STATED EXERCISE: Could you give the data below again, exactly and completely?
#### RECORD LIST ####
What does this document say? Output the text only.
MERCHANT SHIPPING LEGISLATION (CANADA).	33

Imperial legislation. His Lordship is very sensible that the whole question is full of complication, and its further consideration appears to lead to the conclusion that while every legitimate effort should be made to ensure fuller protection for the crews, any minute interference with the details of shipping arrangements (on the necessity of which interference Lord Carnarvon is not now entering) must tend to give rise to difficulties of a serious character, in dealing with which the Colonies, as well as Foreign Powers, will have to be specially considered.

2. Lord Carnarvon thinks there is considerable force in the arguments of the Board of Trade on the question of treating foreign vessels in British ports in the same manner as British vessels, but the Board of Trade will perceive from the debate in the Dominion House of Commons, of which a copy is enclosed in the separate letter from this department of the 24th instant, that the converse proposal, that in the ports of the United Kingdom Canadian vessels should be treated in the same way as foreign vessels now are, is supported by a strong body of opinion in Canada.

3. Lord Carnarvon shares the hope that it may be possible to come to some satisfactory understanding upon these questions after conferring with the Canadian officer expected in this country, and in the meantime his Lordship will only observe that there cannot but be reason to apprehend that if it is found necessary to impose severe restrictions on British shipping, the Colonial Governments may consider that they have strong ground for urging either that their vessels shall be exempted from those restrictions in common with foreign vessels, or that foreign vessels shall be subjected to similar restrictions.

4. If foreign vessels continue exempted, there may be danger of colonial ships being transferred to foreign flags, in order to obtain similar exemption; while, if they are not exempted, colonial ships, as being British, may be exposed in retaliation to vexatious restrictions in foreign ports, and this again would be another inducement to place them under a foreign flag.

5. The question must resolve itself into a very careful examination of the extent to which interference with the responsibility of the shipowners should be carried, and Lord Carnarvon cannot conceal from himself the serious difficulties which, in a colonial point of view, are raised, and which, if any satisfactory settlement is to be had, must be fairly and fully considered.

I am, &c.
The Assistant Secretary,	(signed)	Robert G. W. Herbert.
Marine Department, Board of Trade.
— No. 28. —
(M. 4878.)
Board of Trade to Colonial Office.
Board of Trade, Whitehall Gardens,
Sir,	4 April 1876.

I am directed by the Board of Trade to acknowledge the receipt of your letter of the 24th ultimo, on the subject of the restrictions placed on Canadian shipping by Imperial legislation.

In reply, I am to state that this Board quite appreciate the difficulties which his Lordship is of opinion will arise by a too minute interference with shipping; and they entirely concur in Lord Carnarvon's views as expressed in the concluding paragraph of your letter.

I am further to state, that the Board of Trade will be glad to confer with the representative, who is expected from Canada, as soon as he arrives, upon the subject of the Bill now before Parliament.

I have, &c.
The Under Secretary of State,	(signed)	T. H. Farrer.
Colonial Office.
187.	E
####
RESULT FOR THIS TASK:
What does this document say? Output the text only.
MERCHANT SHIPPING LEGISLATION (CANADA).	33

Imperial legislation. His Lordship is very sensible that the whole question is full of complication, and its further consideration appears to lead to the conclusion that while every legitimate effort should be made to ensure fuller protection for the crews, any minute interference with the details of shipping arrangements (on the necessity of which interference Lord Carnarvon is not now entering) must tend to give rise to difficulties of a serious character, in dealing with which the Colonies, as well as Foreign Powers, will have to be specially considered.

2. Lord Carnarvon thinks there is considerable force in the arguments of the Board of Trade on the question of treating foreign vessels in British ports in the same manner as British vessels, but the Board of Trade will perceive from the debate in the Dominion House of Commons, of which a copy is enclosed in the separate letter from this department of the 24th instant, that the converse proposal, that in the ports of the United Kingdom Canadian vessels should be treated in the same way as foreign vessels now are, is supported by a strong body of opinion in Canada.

3. Lord Carnarvon shares the hope that it may be possible to come to some satisfactory understanding upon these questions after conferring with the Canadian officer expected in this country, and in the meantime his Lordship will only observe that there cannot but be reason to apprehend that if it is found necessary to impose severe restrictions on British shipping, the Colonial Governments may consider that they have strong ground for urging either that their vessels shall be exempted from those restrictions in common with foreign vessels, or that foreign vessels shall be subjected to similar restrictions.

4. If foreign vessels continue exempted, there may be danger of colonial ships being transferred to foreign flags, in order to obtain similar exemption; while, if they are not exempted, colonial ships, as being British, may be exposed in retaliation to vexatious restrictions in foreign ports, and this again would be another inducement to place them under a foreign flag.

5. The question must resolve itself into a very careful examination of the extent to which interference with the responsibility of the shipowners should be carried, and Lord Carnarvon cannot conceal from himself the serious difficulties which, in a colonial point of view, are raised, and which, if any satisfactory settlement is to be had, must be fairly and fully considered.

I am, &c.
The Assistant Secretary,	(signed)	Robert G. W. Herbert.
Marine Department, Board of Trade.
— No. 28. —
(M. 4878.)
Board of Trade to Colonial Office.
Board of Trade, Whitehall Gardens,
Sir,	4 April 1876.

I am directed by the Board of Trade to acknowledge the receipt of your letter of the 24th ultimo, on the subject of the restrictions placed on Canadian shipping by Imperial legislation.

In reply, I am to state that this Board quite appreciate the difficulties which his Lordship is of opinion will arise by a too minute interference with shipping; and they entirely concur in Lord Carnarvon's views as expressed in the concluding paragraph of your letter.

I am further to state, that the Board of Trade will be glad to confer with the representative, who is expected from Canada, as soon as he arrives, upon the subject of the Bill now before Parliament.

I have, &c.
The Under Secretary of State,	(signed)	T. H. Farrer.
Colonial Office.
187.	E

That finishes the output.